TASK STATEMENT ->
Print again, unchanged, the part of the material that opens with the line containing "bar [351, 93, 468, 149]" and closes with the line containing "UI element localization: list", with both of those lines included.

SUPPLIED RECORDS ->

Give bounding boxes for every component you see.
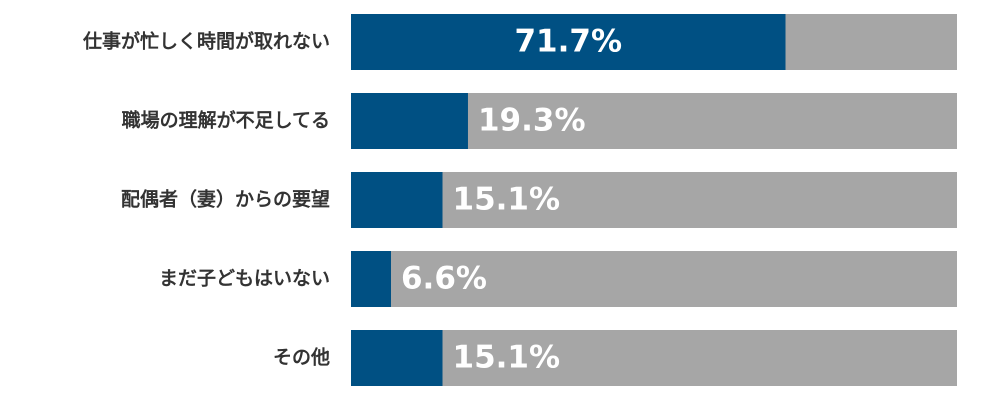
bar [351, 93, 468, 149]
bar [351, 14, 786, 70]
bar-track [351, 251, 957, 307]
bar [351, 172, 443, 228]
bar [351, 251, 391, 307]
value-label: 6.6% [401, 261, 487, 297]
value-label: 15.1% [453, 182, 561, 218]
category-label: 職場の理解が不足してる [122, 109, 330, 132]
bar-track [351, 330, 957, 386]
category-label: その他 [273, 346, 330, 369]
value-label: 19.3% [478, 103, 586, 139]
category-label: 仕事が忙しく時間が取れない [82, 30, 330, 53]
category-label: まだ子どもはいない [159, 268, 330, 290]
bar [351, 330, 443, 386]
value-label: 71.7% [514, 24, 622, 60]
category-label: 配偶者（妻）からの要望 [121, 188, 330, 211]
bar-track [351, 172, 957, 228]
value-label: 15.1% [453, 340, 561, 376]
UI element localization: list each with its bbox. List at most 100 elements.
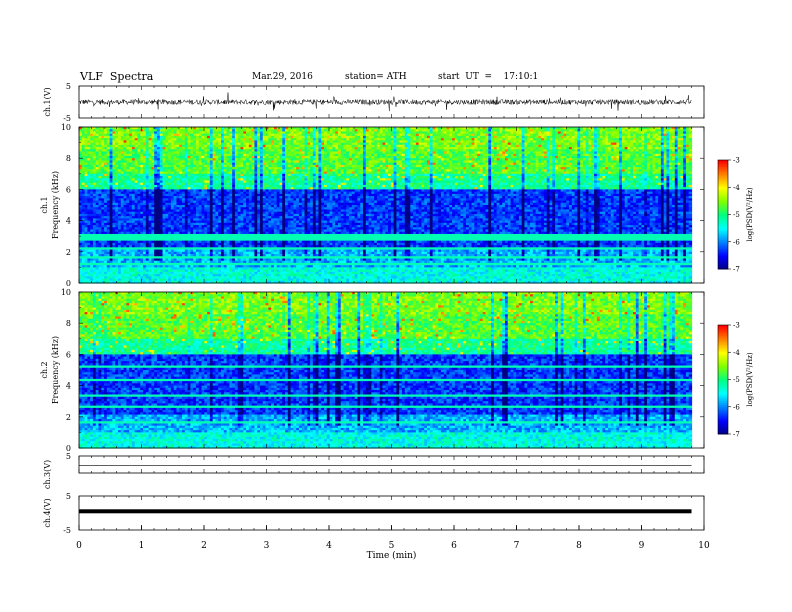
spectrogram-cell [396, 140, 400, 144]
spectrogram-cell [182, 147, 186, 150]
spectrogram-cell [165, 138, 169, 141]
spectrogram-cell [410, 135, 414, 139]
spectrogram-cell [652, 138, 656, 141]
spectrogram-cell [401, 142, 406, 146]
spectrogram-cell [516, 135, 520, 139]
spectrogram-cell [571, 144, 576, 148]
spectrogram-cell [368, 127, 372, 130]
spectrogram-cell [532, 129, 537, 133]
spectrogram-cell [688, 144, 693, 148]
spectrogram-cell [162, 135, 166, 139]
spectrogram-cell [337, 149, 342, 153]
spectrogram-cell [310, 140, 314, 144]
spectrogram-cell [535, 135, 539, 139]
spectrogram-cell [666, 144, 670, 148]
spectrogram-cell [265, 129, 269, 133]
spectrogram-cell [179, 127, 183, 130]
spectrogram-cell [594, 147, 598, 150]
spectrogram-cell [112, 129, 116, 133]
spectrogram-cell [560, 147, 565, 150]
spectrogram-cell [543, 135, 548, 139]
spectrogram-cell [607, 131, 612, 135]
spectrogram-cell [424, 138, 428, 141]
spectrogram-cell [518, 140, 523, 144]
spectrogram-cell [658, 138, 662, 141]
spectrogram-cell [374, 138, 378, 141]
spectrogram-cell [129, 133, 133, 137]
spectrogram-cell [585, 142, 590, 146]
spectrogram-cell [346, 144, 350, 148]
spectrogram-cell [602, 147, 606, 150]
spectrogram-cell [321, 144, 325, 148]
spectrogram-cell [296, 147, 300, 150]
spectrogram-cell [390, 142, 395, 146]
spectrogram-cell [115, 129, 119, 133]
spectrogram-cell [465, 131, 470, 135]
spectrogram-cell [120, 133, 125, 137]
spectrogram-cell [588, 131, 592, 135]
spectrogram-cell [474, 127, 478, 130]
spectrogram-cell [644, 131, 648, 135]
spectrogram-cell [170, 135, 175, 139]
spectrogram-cell [131, 140, 136, 144]
spectrogram-cell [351, 129, 356, 133]
spectrogram-cell [117, 135, 122, 139]
spectrogram-cell [482, 138, 487, 141]
spectrogram-cell [315, 127, 320, 130]
spectrogram-cell [154, 129, 158, 133]
spectrogram-cell [557, 138, 562, 141]
spectrogram-cell [396, 127, 400, 130]
spectrogram-cell [246, 135, 250, 139]
spectrogram-cell [485, 147, 489, 150]
spectrogram-cell [151, 138, 155, 141]
spectrogram-cell [285, 133, 289, 137]
spectrogram-cell [92, 144, 97, 148]
spectrogram-cell [209, 138, 214, 141]
spectrogram-cell [655, 147, 659, 150]
spectrogram-cell [560, 133, 565, 137]
spectrogram-cell [285, 138, 289, 141]
spectrogram-cell [240, 140, 244, 144]
spectrogram-cell [276, 149, 281, 153]
spectrogram-cell [212, 140, 217, 144]
spectrogram-cell [282, 129, 286, 133]
spectrogram-cell [212, 149, 217, 153]
spectrogram-cell [607, 140, 612, 144]
spectrogram-cell [546, 131, 551, 135]
spectrogram-cell [607, 133, 612, 137]
spectrogram-cell [248, 127, 253, 130]
spectrogram-cell [683, 140, 687, 144]
spectrogram-cell [106, 140, 111, 144]
spectrogram-cell [493, 138, 498, 141]
spectrogram-cell [368, 144, 372, 148]
spectrogram-cell [443, 131, 448, 135]
spectrogram-cell [685, 127, 690, 130]
spectrogram-cell [190, 135, 194, 139]
spectrogram-cell [298, 147, 303, 150]
spectrogram-cell [92, 142, 97, 146]
spectrogram-cell [602, 133, 606, 137]
spectrogram-cell [87, 131, 91, 135]
spectrogram-cell [424, 129, 428, 133]
spectrogram-cell [591, 144, 595, 148]
spectrogram-cell [591, 127, 595, 130]
spectrogram-cell [569, 142, 573, 146]
spectrogram-cell [663, 140, 668, 144]
spectrogram-cell [555, 129, 559, 133]
spectrogram-cell [262, 129, 267, 133]
spectrogram-cell [379, 149, 384, 153]
spectrogram-cell [293, 149, 297, 153]
spectrogram-cell [176, 127, 180, 130]
spectrogram-cell [502, 142, 506, 146]
spectrogram-cell [187, 149, 191, 153]
spectrogram-cell [129, 149, 133, 153]
spectrogram-cell [504, 127, 509, 130]
spectrogram-cell [293, 129, 297, 133]
spectrogram-cell [182, 129, 186, 133]
spectrogram-cell [610, 140, 615, 144]
spectrogram-cell [168, 140, 172, 144]
spectrogram-cell [104, 138, 108, 141]
spectrogram-cell [641, 127, 645, 130]
spectrogram-cell [296, 133, 300, 137]
spectrogram-cell [477, 133, 481, 137]
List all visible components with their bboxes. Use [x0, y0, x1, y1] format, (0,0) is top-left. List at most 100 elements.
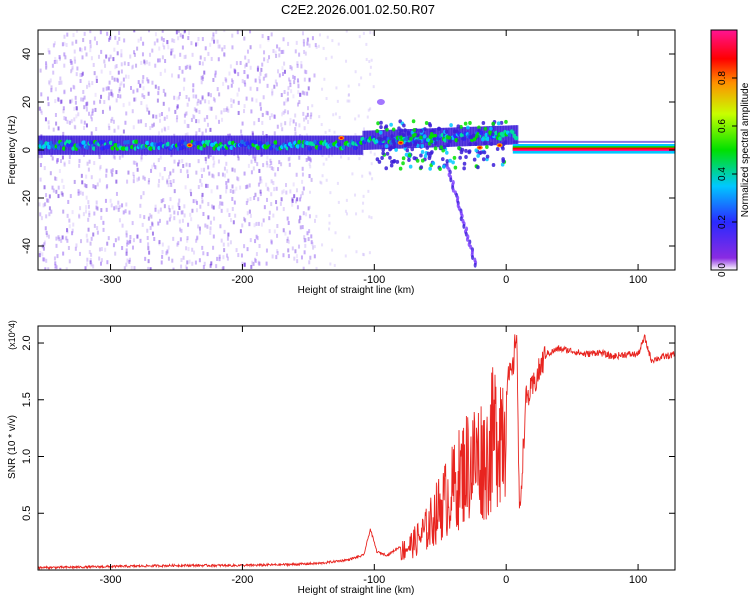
noise-mark	[293, 80, 296, 85]
noise-mark	[287, 41, 290, 46]
noise-mark	[308, 229, 311, 234]
noise-mark	[68, 160, 71, 165]
noise-mark	[55, 121, 58, 126]
band-mark	[418, 139, 422, 144]
noise-mark	[272, 181, 275, 186]
noise-mark	[115, 179, 118, 184]
noise-mark	[209, 127, 212, 132]
band-mark	[407, 158, 411, 163]
noise-mark	[275, 186, 278, 191]
noise-mark	[95, 75, 98, 80]
noise-mark	[168, 208, 171, 213]
noise-mark	[229, 188, 232, 193]
noise-mark	[140, 157, 143, 162]
noise-mark	[173, 159, 176, 164]
noise-mark	[326, 35, 329, 39]
noise-mark	[258, 76, 261, 81]
band-mark	[389, 122, 393, 127]
noise-mark	[85, 209, 88, 214]
noise-mark	[136, 162, 139, 167]
noise-mark	[143, 94, 146, 99]
noise-mark	[148, 213, 151, 218]
noise-mark	[203, 167, 206, 172]
noise-mark	[246, 211, 249, 216]
band-mark	[404, 152, 409, 157]
noise-mark	[195, 170, 198, 175]
band-mark	[409, 136, 413, 141]
band-mark	[459, 150, 464, 155]
noise-mark	[216, 256, 219, 261]
noise-mark	[206, 252, 209, 257]
noise-mark	[348, 99, 351, 103]
noise-mark	[48, 212, 51, 217]
noise-mark	[120, 245, 123, 250]
noise-mark	[217, 44, 220, 49]
noise-mark	[176, 211, 179, 216]
noise-mark	[176, 105, 179, 110]
noise-mark	[87, 217, 90, 222]
noise-mark	[185, 162, 188, 167]
noise-mark	[276, 124, 279, 129]
noise-mark	[116, 51, 119, 56]
noise-mark	[259, 44, 262, 49]
noise-mark	[137, 80, 140, 85]
noise-mark	[223, 52, 226, 57]
noise-mark	[262, 163, 265, 168]
noise-mark	[109, 54, 112, 59]
noise-mark	[127, 74, 130, 79]
noise-mark	[75, 106, 78, 111]
noise-mark	[183, 55, 186, 60]
noise-mark	[45, 61, 48, 66]
noise-mark	[147, 216, 150, 221]
noise-mark	[178, 205, 181, 210]
noise-mark	[120, 62, 123, 67]
noise-mark	[246, 198, 249, 203]
noise-mark	[77, 112, 80, 117]
noise-mark	[143, 61, 146, 66]
noise-mark	[88, 83, 91, 88]
noise-mark	[48, 50, 51, 55]
noise-mark	[212, 163, 215, 168]
noise-mark	[57, 97, 60, 102]
noise-mark	[137, 38, 140, 43]
noise-mark	[85, 103, 88, 108]
noise-mark	[228, 71, 231, 76]
noise-mark	[259, 71, 262, 76]
noise-mark	[57, 96, 60, 101]
noise-mark	[307, 237, 310, 242]
noise-mark	[141, 93, 144, 98]
noise-mark	[162, 88, 165, 93]
noise-mark	[88, 213, 91, 218]
noise-mark	[144, 123, 147, 128]
noise-mark	[188, 163, 191, 168]
noise-mark	[71, 231, 74, 236]
noise-mark	[325, 97, 328, 101]
noise-mark	[204, 99, 207, 104]
band-mark	[426, 151, 431, 156]
noise-mark	[87, 204, 90, 209]
noise-mark	[159, 172, 162, 177]
noise-mark	[118, 36, 121, 41]
noise-mark	[200, 80, 203, 85]
noise-mark	[74, 100, 77, 105]
noise-mark	[289, 156, 292, 161]
noise-mark	[241, 261, 244, 266]
noise-mark	[139, 36, 142, 41]
noise-mark	[369, 65, 372, 69]
noise-mark	[195, 119, 198, 124]
noise-mark	[223, 53, 226, 58]
noise-mark	[158, 178, 161, 183]
noise-mark	[122, 129, 125, 134]
noise-mark	[107, 86, 110, 91]
noise-mark	[109, 36, 112, 41]
band-mark	[398, 131, 402, 136]
noise-mark	[154, 84, 157, 89]
noise-mark	[258, 168, 261, 173]
noise-mark	[287, 157, 290, 162]
band-mark	[39, 140, 44, 145]
noise-mark	[276, 44, 279, 49]
noise-mark	[155, 165, 158, 170]
noise-mark	[156, 98, 159, 103]
noise-mark	[60, 159, 63, 164]
noise-mark	[120, 53, 123, 58]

RESPONSE ->
bar [351, 93, 468, 149]
bar [351, 14, 786, 70]
bar-track [351, 251, 957, 307]
bar [351, 172, 443, 228]
bar [351, 251, 391, 307]
value-label: 6.6% [401, 261, 487, 297]
value-label: 15.1% [453, 182, 561, 218]
category-label: 職場の理解が不足してる [122, 109, 330, 132]
bar-track [351, 330, 957, 386]
category-label: その他 [273, 346, 330, 369]
value-label: 19.3% [478, 103, 586, 139]
category-label: 仕事が忙しく時間が取れない [82, 30, 330, 53]
category-label: まだ子どもはいない [159, 268, 330, 290]
bar [351, 330, 443, 386]
value-label: 71.7% [514, 24, 622, 60]
category-label: 配偶者（妻）からの要望 [121, 188, 330, 211]
bar-track [351, 172, 957, 228]
value-label: 15.1% [453, 340, 561, 376]
UI element localization: list each with its bbox. List at most 100 elements.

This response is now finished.